■ WHAT NEEDS TO BE DONE ■
Could you write out every record below exactly, leaving out any pictures?

====== RAW DATA ======

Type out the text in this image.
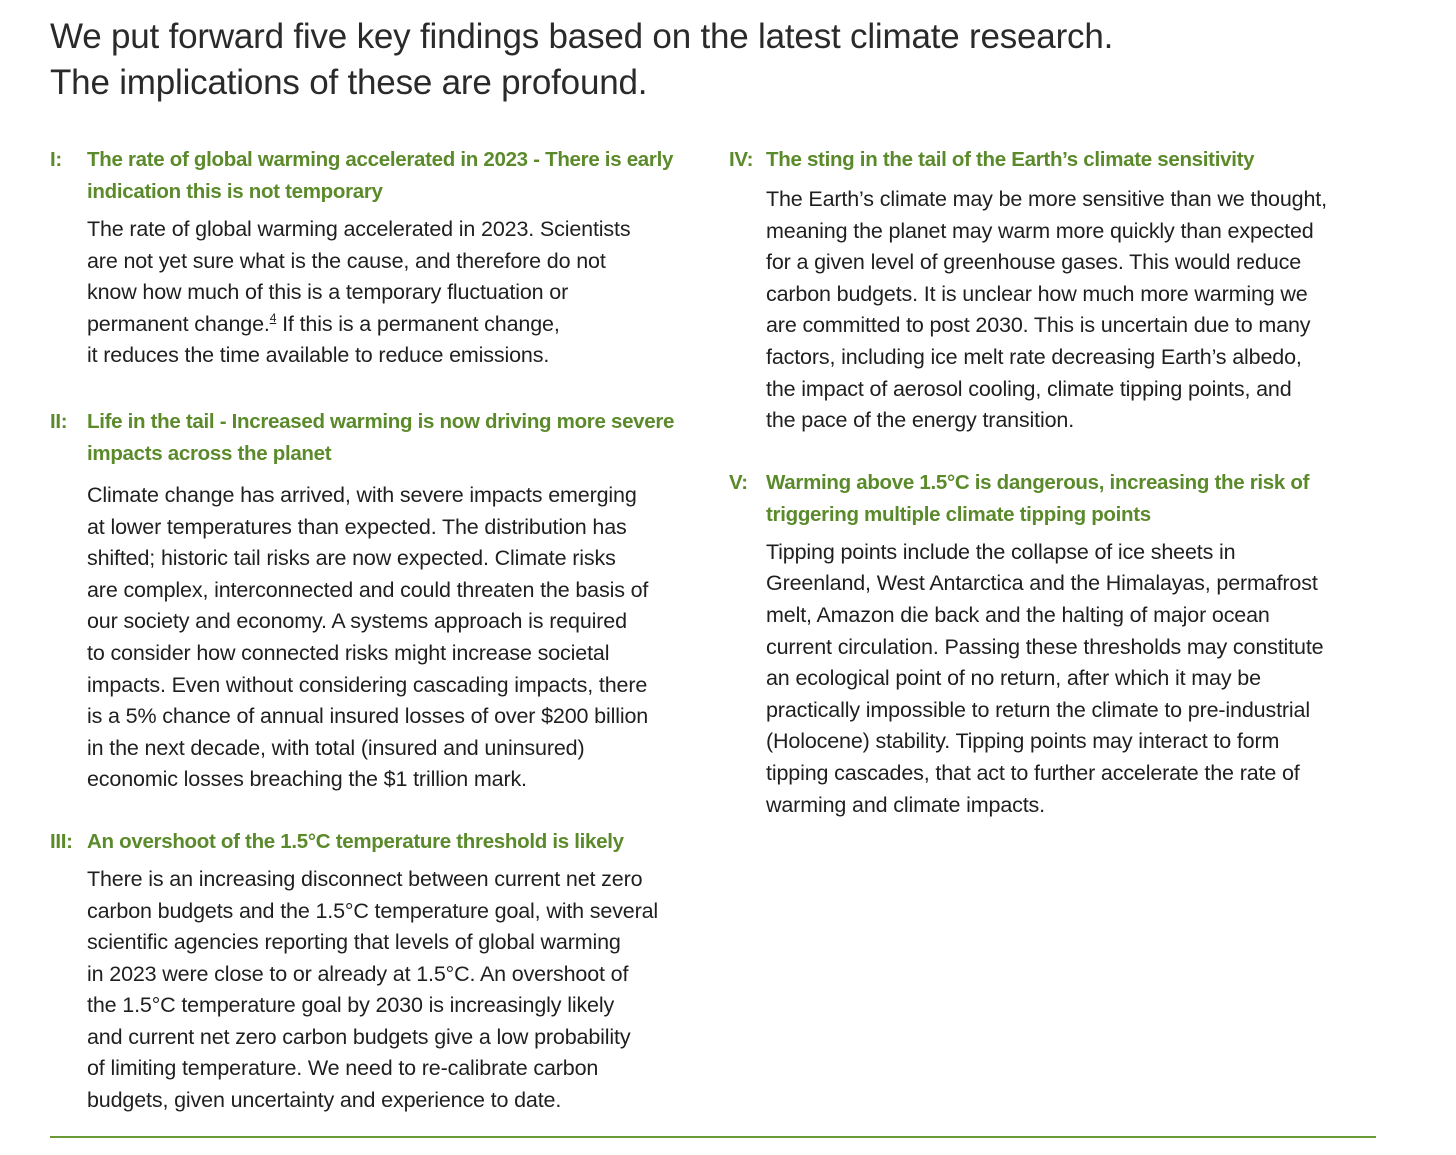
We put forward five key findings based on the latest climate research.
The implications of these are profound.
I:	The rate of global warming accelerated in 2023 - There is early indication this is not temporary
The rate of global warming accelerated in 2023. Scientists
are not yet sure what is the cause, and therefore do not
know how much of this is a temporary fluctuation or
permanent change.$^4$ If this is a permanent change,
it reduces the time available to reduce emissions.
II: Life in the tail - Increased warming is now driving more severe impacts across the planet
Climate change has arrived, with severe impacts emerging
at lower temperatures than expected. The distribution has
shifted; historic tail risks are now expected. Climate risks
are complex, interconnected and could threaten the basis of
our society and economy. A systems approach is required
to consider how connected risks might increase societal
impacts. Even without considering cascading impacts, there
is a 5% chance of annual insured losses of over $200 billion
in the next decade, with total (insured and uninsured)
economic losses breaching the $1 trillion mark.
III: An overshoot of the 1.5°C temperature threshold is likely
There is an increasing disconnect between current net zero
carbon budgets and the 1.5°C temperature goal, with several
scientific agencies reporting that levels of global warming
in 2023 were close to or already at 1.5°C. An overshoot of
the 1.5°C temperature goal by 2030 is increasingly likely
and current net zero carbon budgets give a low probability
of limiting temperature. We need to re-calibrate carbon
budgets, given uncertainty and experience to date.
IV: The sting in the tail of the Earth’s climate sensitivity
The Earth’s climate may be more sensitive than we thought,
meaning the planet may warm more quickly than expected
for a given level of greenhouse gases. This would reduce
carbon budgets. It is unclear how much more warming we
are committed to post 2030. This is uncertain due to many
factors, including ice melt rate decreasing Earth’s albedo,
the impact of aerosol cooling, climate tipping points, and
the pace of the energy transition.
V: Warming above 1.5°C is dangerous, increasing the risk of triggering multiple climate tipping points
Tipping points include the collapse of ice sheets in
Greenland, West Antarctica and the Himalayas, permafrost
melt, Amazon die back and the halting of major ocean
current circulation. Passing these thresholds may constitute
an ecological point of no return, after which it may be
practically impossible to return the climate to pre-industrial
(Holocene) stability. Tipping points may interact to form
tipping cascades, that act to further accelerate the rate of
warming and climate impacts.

======

■ RESULT FOR THIS EXERCISE ■
Type out the text in this image.
We put forward five key findings based on the latest climate research.
The implications of these are profound.
I:	The rate of global warming accelerated in 2023 - There is early indication this is not temporary
The rate of global warming accelerated in 2023. Scientists
are not yet sure what is the cause, and therefore do not
know how much of this is a temporary fluctuation or
permanent change.$^4$ If this is a permanent change,
it reduces the time available to reduce emissions.
II: Life in the tail - Increased warming is now driving more severe impacts across the planet
Climate change has arrived, with severe impacts emerging
at lower temperatures than expected. The distribution has
shifted; historic tail risks are now expected. Climate risks
are complex, interconnected and could threaten the basis of
our society and economy. A systems approach is required
to consider how connected risks might increase societal
impacts. Even without considering cascading impacts, there
is a 5% chance of annual insured losses of over $200 billion
in the next decade, with total (insured and uninsured)
economic losses breaching the $1 trillion mark.
III: An overshoot of the 1.5°C temperature threshold is likely
There is an increasing disconnect between current net zero
carbon budgets and the 1.5°C temperature goal, with several
scientific agencies reporting that levels of global warming
in 2023 were close to or already at 1.5°C. An overshoot of
the 1.5°C temperature goal by 2030 is increasingly likely
and current net zero carbon budgets give a low probability
of limiting temperature. We need to re-calibrate carbon
budgets, given uncertainty and experience to date.
IV: The sting in the tail of the Earth’s climate sensitivity
The Earth’s climate may be more sensitive than we thought,
meaning the planet may warm more quickly than expected
for a given level of greenhouse gases. This would reduce
carbon budgets. It is unclear how much more warming we
are committed to post 2030. This is uncertain due to many
factors, including ice melt rate decreasing Earth’s albedo,
the impact of aerosol cooling, climate tipping points, and
the pace of the energy transition.
V: Warming above 1.5°C is dangerous, increasing the risk of triggering multiple climate tipping points
Tipping points include the collapse of ice sheets in
Greenland, West Antarctica and the Himalayas, permafrost
melt, Amazon die back and the halting of major ocean
current circulation. Passing these thresholds may constitute
an ecological point of no return, after which it may be
practically impossible to return the climate to pre-industrial
(Holocene) stability. Tipping points may interact to form
tipping cascades, that act to further accelerate the rate of
warming and climate impacts.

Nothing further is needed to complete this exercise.